(Rows from a figure dataset)

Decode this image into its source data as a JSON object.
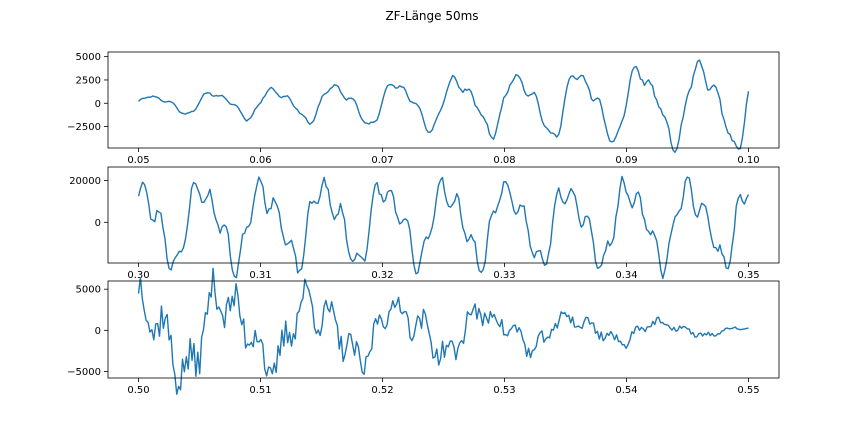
{
  "figure": {
    "title": "ZF-Länge 50ms"
  },
  "colors": {
    "line": "#1f77b4"
  },
  "chart_data": [
    {
      "type": "line",
      "title": "",
      "xlabel": "",
      "ylabel": "",
      "xlim": [
        0.0475,
        0.1025
      ],
      "ylim": [
        -4800,
        5500
      ],
      "xticks": [
        0.05,
        0.06,
        0.07,
        0.08,
        0.09,
        0.1
      ],
      "xtick_labels": [
        "0.05",
        "0.06",
        "0.07",
        "0.08",
        "0.09",
        "0.10"
      ],
      "yticks": [
        -2500,
        0,
        2500,
        5000
      ],
      "ytick_labels": [
        "−2500",
        "0",
        "2500",
        "5000"
      ],
      "grid": false,
      "signal": {
        "x_start": 0.05,
        "x_end": 0.1,
        "points": 300,
        "periods": 10,
        "amp_start": 700,
        "amp_end": 4200,
        "phase": 0.0,
        "ripple_rel": 0.18,
        "noise_rel": 0.03,
        "seed": 11
      }
    },
    {
      "type": "line",
      "title": "",
      "xlabel": "",
      "ylabel": "",
      "xlim": [
        0.2975,
        0.3525
      ],
      "ylim": [
        -19500,
        26500
      ],
      "xticks": [
        0.3,
        0.31,
        0.32,
        0.33,
        0.34,
        0.35
      ],
      "xtick_labels": [
        "0.30",
        "0.31",
        "0.32",
        "0.33",
        "0.34",
        "0.35"
      ],
      "yticks": [
        0,
        20000
      ],
      "ytick_labels": [
        "0",
        "20000"
      ],
      "grid": false,
      "signal": {
        "x_start": 0.3,
        "x_end": 0.35,
        "points": 300,
        "periods": 10,
        "amp_start": 17000,
        "amp_end": 16000,
        "phase": 1.2,
        "ripple_rel": 0.35,
        "noise_rel": 0.05,
        "seed": 23
      }
    },
    {
      "type": "line",
      "title": "",
      "xlabel": "",
      "ylabel": "",
      "xlim": [
        0.4975,
        0.5525
      ],
      "ylim": [
        -5800,
        6000
      ],
      "xticks": [
        0.5,
        0.51,
        0.52,
        0.53,
        0.54,
        0.55
      ],
      "xtick_labels": [
        "0.50",
        "0.51",
        "0.52",
        "0.53",
        "0.54",
        "0.55"
      ],
      "yticks": [
        -5000,
        0,
        5000
      ],
      "ytick_labels": [
        "−5000",
        "0",
        "5000"
      ],
      "grid": false,
      "signal": {
        "x_start": 0.5,
        "x_end": 0.55,
        "points": 320,
        "periods": 7,
        "amp_start": 4800,
        "amp_end": 200,
        "phase": 1.57,
        "ripple_rel": 0.45,
        "noise_rel": 0.22,
        "seed": 37
      }
    }
  ]
}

■ Problem requirements:
Copy the whole of the material above exactly, but not its images.

■ Answer below:
Decode this image into its source data as a JSON object.
{
  "figure": {
    "title": "ZF-Länge 50ms"
  },
  "colors": {
    "line": "#1f77b4"
  },
  "chart_data": [
    {
      "type": "line",
      "title": "",
      "xlabel": "",
      "ylabel": "",
      "xlim": [
        0.0475,
        0.1025
      ],
      "ylim": [
        -4800,
        5500
      ],
      "xticks": [
        0.05,
        0.06,
        0.07,
        0.08,
        0.09,
        0.1
      ],
      "xtick_labels": [
        "0.05",
        "0.06",
        "0.07",
        "0.08",
        "0.09",
        "0.10"
      ],
      "yticks": [
        -2500,
        0,
        2500,
        5000
      ],
      "ytick_labels": [
        "−2500",
        "0",
        "2500",
        "5000"
      ],
      "grid": false,
      "signal": {
        "x_start": 0.05,
        "x_end": 0.1,
        "points": 300,
        "periods": 10,
        "amp_start": 700,
        "amp_end": 4200,
        "phase": 0.0,
        "ripple_rel": 0.18,
        "noise_rel": 0.03,
        "seed": 11
      }
    },
    {
      "type": "line",
      "title": "",
      "xlabel": "",
      "ylabel": "",
      "xlim": [
        0.2975,
        0.3525
      ],
      "ylim": [
        -19500,
        26500
      ],
      "xticks": [
        0.3,
        0.31,
        0.32,
        0.33,
        0.34,
        0.35
      ],
      "xtick_labels": [
        "0.30",
        "0.31",
        "0.32",
        "0.33",
        "0.34",
        "0.35"
      ],
      "yticks": [
        0,
        20000
      ],
      "ytick_labels": [
        "0",
        "20000"
      ],
      "grid": false,
      "signal": {
        "x_start": 0.3,
        "x_end": 0.35,
        "points": 300,
        "periods": 10,
        "amp_start": 17000,
        "amp_end": 16000,
        "phase": 1.2,
        "ripple_rel": 0.35,
        "noise_rel": 0.05,
        "seed": 23
      }
    },
    {
      "type": "line",
      "title": "",
      "xlabel": "",
      "ylabel": "",
      "xlim": [
        0.4975,
        0.5525
      ],
      "ylim": [
        -5800,
        6000
      ],
      "xticks": [
        0.5,
        0.51,
        0.52,
        0.53,
        0.54,
        0.55
      ],
      "xtick_labels": [
        "0.50",
        "0.51",
        "0.52",
        "0.53",
        "0.54",
        "0.55"
      ],
      "yticks": [
        -5000,
        0,
        5000
      ],
      "ytick_labels": [
        "−5000",
        "0",
        "5000"
      ],
      "grid": false,
      "signal": {
        "x_start": 0.5,
        "x_end": 0.55,
        "points": 320,
        "periods": 7,
        "amp_start": 4800,
        "amp_end": 200,
        "phase": 1.57,
        "ripple_rel": 0.45,
        "noise_rel": 0.22,
        "seed": 37
      }
    }
  ]
}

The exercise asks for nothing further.